Begin DATA FOR THIS EXERCISE

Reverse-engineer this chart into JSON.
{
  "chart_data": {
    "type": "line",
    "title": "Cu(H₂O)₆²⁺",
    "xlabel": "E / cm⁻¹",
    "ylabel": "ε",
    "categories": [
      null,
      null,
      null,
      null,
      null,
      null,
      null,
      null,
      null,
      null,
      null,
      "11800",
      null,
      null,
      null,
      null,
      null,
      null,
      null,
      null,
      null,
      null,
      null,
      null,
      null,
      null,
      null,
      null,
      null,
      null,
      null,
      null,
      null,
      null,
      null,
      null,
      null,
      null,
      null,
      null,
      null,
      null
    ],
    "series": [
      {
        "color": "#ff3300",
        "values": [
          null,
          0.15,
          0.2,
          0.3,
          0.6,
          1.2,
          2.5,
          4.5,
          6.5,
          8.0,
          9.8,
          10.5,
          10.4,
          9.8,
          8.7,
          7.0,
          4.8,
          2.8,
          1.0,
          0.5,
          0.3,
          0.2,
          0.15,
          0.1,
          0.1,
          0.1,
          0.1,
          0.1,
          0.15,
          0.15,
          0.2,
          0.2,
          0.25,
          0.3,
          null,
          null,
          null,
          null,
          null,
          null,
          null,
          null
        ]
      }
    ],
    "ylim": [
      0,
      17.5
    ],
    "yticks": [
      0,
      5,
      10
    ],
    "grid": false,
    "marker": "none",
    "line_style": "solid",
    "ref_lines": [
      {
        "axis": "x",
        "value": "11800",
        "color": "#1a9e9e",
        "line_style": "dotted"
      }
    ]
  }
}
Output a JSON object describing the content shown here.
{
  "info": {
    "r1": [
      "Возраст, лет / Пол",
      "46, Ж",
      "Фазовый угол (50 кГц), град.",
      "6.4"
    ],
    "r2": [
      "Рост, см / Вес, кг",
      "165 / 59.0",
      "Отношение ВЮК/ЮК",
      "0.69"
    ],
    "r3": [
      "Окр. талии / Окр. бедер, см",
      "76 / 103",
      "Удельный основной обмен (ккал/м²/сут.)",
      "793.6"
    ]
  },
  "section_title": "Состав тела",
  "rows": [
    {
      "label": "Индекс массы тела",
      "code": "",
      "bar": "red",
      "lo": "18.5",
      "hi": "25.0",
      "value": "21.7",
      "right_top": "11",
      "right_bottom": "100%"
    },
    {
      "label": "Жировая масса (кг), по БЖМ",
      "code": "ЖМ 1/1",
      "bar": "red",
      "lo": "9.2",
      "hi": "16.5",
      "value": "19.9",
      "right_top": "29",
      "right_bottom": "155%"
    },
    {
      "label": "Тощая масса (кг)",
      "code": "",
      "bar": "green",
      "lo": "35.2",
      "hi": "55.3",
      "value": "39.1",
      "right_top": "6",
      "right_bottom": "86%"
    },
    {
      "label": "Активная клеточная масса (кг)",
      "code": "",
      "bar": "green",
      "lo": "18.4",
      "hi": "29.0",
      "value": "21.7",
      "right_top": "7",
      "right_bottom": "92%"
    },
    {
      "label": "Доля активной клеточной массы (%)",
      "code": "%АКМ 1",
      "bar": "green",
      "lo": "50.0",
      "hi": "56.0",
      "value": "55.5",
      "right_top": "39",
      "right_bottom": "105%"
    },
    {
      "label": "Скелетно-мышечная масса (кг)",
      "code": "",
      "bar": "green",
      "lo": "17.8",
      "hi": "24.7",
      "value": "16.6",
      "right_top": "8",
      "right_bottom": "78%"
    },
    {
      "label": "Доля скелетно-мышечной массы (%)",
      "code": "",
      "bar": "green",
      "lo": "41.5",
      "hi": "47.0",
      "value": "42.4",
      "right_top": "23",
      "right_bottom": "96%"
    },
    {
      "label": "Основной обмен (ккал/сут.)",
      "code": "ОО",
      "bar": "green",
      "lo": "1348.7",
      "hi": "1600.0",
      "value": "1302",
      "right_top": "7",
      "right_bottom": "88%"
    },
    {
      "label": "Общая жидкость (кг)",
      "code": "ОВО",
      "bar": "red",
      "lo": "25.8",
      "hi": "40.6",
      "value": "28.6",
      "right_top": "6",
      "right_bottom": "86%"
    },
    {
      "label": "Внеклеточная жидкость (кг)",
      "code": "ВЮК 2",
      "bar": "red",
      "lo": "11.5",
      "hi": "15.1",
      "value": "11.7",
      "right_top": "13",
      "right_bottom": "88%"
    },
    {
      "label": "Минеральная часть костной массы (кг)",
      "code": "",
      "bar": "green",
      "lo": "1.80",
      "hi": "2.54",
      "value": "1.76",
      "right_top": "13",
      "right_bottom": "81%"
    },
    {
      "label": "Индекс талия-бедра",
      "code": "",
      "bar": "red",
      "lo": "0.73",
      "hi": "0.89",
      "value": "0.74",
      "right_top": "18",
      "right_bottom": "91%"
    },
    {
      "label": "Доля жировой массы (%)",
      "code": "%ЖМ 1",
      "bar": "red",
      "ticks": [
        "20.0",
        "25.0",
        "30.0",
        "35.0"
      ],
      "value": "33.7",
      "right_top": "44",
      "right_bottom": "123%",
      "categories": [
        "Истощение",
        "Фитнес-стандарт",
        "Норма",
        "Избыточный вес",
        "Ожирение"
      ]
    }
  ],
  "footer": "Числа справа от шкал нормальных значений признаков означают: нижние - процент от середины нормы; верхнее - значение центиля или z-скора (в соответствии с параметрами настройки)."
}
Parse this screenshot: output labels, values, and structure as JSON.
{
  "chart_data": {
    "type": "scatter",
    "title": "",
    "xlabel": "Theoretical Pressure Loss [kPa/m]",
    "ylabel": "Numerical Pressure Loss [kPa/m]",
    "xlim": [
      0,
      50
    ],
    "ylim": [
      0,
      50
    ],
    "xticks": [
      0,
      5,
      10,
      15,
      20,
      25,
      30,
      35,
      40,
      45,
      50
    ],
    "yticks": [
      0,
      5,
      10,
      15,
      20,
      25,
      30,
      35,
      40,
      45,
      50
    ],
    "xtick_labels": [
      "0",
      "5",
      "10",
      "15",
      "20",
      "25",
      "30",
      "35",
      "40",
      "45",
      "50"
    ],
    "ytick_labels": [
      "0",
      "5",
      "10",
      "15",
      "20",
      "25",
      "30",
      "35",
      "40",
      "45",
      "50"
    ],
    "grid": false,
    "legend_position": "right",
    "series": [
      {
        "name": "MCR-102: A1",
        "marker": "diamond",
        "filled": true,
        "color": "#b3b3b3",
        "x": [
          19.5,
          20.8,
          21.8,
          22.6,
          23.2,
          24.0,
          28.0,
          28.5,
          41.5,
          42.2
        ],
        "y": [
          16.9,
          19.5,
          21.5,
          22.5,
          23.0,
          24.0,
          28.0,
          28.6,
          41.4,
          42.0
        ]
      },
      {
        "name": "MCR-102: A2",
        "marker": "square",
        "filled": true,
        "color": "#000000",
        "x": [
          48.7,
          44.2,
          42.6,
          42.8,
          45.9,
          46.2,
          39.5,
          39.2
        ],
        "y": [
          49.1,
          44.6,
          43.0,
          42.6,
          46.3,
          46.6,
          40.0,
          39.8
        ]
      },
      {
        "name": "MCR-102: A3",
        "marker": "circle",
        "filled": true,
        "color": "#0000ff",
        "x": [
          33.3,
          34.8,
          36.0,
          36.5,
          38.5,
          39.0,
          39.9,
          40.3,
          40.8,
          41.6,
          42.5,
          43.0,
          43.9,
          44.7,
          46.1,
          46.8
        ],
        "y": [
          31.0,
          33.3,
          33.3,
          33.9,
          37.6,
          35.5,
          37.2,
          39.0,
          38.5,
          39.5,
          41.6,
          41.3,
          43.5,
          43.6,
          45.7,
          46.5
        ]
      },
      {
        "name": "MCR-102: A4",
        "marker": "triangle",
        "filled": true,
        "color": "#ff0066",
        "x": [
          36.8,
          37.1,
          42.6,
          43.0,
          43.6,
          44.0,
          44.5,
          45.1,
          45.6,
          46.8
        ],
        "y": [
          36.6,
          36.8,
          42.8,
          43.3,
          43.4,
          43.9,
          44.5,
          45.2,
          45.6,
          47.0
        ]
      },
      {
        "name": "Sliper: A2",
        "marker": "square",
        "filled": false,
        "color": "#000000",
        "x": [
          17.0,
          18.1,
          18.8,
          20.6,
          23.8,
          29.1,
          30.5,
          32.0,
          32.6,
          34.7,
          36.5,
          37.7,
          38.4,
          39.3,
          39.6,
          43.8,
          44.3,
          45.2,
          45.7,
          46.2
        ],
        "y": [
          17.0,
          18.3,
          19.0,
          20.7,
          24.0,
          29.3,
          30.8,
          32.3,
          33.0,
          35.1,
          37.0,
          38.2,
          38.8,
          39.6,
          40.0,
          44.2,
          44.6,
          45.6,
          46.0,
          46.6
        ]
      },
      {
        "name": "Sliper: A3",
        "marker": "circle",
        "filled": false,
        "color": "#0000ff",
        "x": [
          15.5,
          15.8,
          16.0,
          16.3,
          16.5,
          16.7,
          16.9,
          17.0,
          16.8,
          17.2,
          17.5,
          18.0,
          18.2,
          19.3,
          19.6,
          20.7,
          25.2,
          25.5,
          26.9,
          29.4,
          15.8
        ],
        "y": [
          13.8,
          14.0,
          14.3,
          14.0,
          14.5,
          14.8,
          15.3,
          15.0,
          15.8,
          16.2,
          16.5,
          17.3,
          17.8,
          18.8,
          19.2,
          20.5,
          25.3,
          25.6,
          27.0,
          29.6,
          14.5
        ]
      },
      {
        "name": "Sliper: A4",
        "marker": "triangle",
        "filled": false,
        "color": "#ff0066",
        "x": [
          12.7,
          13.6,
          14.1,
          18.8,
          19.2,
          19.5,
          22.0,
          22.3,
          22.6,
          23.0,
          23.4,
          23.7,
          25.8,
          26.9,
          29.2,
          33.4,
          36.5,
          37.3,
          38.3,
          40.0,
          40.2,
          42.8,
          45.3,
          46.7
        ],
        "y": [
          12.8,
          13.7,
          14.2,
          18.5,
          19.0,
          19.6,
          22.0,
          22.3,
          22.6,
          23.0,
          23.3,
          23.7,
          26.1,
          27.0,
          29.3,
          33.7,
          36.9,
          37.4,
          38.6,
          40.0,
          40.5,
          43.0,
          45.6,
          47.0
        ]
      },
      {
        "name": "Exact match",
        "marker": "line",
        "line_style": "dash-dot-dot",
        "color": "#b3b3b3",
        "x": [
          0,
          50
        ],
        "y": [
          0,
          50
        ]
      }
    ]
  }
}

End DATA FOR THIS EXERCISE

* [WHAT THE TASK ASKS]
Identify every line holding the word "жидкость" and copy it out.

* [THE COMPLETED TASK]
      "label": "Общая жидкость (кг)",
      "label": "Внеклеточная жидкость (кг)",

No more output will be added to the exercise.